• **SHORT PROBLEM**: Below are some entries. Copy each line that holds the string "crude".

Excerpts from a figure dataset
★ ★ ★

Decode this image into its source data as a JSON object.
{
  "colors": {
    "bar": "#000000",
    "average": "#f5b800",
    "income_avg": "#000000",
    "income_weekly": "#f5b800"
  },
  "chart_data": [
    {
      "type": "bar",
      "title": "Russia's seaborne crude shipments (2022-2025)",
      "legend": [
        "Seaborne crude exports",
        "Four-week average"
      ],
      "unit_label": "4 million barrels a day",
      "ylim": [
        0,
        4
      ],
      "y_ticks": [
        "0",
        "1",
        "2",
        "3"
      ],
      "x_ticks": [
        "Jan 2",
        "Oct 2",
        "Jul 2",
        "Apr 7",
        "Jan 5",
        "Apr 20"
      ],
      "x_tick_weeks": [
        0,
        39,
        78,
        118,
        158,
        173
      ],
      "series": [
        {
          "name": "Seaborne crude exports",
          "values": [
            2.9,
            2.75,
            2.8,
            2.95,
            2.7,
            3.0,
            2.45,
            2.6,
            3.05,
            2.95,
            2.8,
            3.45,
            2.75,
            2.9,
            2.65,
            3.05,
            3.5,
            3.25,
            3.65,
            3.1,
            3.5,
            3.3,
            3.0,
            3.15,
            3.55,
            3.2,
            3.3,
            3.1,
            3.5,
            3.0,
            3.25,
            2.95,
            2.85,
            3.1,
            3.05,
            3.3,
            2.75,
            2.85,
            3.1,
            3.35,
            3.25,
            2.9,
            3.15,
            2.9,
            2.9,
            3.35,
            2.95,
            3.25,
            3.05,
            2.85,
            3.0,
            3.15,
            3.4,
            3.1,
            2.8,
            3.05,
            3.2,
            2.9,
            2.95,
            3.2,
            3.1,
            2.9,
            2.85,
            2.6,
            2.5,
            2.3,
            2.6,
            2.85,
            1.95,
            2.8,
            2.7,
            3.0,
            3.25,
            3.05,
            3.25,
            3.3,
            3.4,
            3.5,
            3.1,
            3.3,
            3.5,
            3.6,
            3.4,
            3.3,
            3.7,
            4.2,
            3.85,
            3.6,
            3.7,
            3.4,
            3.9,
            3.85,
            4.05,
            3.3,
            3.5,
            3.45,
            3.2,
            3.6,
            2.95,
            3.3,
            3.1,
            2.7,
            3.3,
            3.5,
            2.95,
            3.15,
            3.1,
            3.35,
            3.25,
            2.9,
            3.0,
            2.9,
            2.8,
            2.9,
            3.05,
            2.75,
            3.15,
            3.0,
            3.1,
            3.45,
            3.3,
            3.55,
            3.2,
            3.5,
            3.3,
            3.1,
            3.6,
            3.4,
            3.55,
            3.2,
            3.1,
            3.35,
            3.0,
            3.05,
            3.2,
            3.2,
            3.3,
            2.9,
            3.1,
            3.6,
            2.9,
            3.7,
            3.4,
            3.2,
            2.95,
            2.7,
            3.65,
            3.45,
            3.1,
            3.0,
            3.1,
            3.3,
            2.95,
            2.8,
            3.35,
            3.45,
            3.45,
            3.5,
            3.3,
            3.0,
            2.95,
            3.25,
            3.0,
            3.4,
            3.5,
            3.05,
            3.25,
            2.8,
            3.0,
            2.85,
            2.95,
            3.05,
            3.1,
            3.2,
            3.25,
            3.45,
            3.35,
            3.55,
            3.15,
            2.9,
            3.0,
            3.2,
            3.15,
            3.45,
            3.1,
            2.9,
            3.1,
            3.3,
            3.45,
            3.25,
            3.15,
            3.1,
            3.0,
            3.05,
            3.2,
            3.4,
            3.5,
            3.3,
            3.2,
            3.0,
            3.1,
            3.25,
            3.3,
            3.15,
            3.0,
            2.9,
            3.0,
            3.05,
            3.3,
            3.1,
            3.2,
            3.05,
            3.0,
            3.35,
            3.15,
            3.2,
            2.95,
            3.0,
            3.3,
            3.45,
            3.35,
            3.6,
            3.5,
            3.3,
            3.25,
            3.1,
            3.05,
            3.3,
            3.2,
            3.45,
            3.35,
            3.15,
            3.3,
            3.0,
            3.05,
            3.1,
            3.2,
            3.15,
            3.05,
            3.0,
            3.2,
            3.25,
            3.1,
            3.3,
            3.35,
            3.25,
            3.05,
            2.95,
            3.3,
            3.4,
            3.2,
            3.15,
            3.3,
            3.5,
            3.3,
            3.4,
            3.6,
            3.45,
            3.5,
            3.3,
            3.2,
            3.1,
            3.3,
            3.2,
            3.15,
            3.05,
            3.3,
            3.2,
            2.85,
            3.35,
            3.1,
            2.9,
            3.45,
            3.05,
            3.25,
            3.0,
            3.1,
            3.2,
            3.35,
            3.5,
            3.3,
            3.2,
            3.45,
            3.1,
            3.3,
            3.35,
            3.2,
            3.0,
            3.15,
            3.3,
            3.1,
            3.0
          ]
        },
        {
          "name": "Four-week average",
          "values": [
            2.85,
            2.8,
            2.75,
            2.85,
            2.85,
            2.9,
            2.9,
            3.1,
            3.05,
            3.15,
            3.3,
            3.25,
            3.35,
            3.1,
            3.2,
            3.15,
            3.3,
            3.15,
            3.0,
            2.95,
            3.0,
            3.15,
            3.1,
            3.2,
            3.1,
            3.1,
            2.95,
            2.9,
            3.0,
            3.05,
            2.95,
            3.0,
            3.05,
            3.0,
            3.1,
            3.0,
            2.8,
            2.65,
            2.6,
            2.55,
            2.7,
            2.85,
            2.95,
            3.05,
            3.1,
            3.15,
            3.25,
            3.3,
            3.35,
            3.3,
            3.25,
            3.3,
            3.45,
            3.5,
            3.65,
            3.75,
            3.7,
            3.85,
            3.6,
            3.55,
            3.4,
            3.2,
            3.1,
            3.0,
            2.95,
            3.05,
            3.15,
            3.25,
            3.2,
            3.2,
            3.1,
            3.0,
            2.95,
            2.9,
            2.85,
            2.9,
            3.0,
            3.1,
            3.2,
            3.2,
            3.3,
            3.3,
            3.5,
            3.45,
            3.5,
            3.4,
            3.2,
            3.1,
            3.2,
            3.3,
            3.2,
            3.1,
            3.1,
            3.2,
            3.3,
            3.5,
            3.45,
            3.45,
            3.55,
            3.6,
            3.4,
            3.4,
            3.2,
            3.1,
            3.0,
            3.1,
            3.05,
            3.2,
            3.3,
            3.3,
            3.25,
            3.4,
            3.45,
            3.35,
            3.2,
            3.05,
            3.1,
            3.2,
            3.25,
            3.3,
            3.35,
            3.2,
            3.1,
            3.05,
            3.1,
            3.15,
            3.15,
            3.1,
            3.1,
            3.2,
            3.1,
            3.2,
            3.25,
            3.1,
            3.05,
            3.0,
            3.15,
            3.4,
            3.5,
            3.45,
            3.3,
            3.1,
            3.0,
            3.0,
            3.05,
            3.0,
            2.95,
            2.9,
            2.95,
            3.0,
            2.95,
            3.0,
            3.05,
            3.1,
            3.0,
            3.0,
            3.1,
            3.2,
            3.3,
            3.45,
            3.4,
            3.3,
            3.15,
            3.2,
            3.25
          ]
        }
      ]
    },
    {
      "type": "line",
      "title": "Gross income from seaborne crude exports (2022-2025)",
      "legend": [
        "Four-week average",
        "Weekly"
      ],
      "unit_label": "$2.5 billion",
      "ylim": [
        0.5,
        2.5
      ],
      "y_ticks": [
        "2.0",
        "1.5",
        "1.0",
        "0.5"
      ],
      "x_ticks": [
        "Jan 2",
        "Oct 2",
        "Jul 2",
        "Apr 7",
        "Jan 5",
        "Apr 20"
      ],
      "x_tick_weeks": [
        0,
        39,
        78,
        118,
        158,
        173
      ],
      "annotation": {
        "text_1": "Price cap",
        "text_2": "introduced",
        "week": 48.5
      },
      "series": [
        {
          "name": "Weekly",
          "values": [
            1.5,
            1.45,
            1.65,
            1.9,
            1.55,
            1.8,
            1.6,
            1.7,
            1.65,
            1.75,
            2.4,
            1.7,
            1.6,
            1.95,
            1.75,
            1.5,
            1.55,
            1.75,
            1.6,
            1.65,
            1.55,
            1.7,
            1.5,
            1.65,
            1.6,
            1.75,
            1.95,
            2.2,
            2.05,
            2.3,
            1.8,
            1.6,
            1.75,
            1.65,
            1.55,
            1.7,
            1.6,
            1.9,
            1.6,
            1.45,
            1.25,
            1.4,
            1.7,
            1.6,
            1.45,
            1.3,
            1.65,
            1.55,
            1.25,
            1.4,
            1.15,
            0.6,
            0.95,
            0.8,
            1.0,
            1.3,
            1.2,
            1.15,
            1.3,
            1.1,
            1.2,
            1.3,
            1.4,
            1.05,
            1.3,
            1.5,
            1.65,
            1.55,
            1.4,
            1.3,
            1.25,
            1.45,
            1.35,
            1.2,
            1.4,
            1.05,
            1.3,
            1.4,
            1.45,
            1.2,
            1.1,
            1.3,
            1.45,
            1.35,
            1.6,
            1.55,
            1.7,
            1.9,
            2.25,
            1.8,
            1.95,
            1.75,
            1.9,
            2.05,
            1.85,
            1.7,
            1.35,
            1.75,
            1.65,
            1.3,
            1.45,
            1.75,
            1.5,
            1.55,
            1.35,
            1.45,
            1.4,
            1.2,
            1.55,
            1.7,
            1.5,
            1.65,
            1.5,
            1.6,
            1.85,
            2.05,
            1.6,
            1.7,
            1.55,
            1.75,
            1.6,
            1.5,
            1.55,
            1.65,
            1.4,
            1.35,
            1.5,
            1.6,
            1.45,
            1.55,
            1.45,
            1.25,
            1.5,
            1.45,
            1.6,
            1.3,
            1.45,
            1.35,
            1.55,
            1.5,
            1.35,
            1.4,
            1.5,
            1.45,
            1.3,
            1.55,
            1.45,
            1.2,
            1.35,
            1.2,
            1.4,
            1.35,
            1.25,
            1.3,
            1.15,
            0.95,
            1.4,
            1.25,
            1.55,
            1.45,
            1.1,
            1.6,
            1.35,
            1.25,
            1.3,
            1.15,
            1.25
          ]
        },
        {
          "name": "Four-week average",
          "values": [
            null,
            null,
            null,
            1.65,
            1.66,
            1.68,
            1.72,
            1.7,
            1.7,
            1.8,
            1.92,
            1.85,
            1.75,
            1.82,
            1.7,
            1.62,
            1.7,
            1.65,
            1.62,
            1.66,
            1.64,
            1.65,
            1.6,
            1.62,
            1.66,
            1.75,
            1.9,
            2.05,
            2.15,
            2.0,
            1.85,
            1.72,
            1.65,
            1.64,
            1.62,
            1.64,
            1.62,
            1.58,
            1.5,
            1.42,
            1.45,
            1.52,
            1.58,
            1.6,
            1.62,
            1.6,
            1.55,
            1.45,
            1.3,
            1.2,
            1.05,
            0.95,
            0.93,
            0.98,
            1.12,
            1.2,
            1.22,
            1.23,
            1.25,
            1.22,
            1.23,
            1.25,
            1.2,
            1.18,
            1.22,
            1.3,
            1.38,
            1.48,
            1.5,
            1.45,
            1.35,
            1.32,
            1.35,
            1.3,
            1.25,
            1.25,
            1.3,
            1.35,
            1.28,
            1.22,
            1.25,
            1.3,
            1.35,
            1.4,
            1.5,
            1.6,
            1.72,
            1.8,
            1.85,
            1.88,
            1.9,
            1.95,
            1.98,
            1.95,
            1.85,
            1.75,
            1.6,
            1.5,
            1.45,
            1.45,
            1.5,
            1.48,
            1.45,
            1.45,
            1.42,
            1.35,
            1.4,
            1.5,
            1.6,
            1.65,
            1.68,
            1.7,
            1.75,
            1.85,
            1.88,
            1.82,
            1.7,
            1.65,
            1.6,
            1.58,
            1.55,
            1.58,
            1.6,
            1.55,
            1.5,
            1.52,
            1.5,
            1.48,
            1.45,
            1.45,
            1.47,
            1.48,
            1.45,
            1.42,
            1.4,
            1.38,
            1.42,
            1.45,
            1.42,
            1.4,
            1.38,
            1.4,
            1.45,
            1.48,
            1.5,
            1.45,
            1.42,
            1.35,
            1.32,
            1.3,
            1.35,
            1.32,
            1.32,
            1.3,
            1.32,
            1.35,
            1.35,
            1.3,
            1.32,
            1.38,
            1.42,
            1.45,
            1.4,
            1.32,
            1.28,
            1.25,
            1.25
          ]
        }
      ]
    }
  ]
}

★ ★ ★

• **ANSWER TO THIS EXERCISE**:
      "title": "Russia's seaborne crude shipments (2022-2025)",
        "Seaborne crude exports",
          "name": "Seaborne crude exports",
      "title": "Gross income from seaborne crude exports (2022-2025)",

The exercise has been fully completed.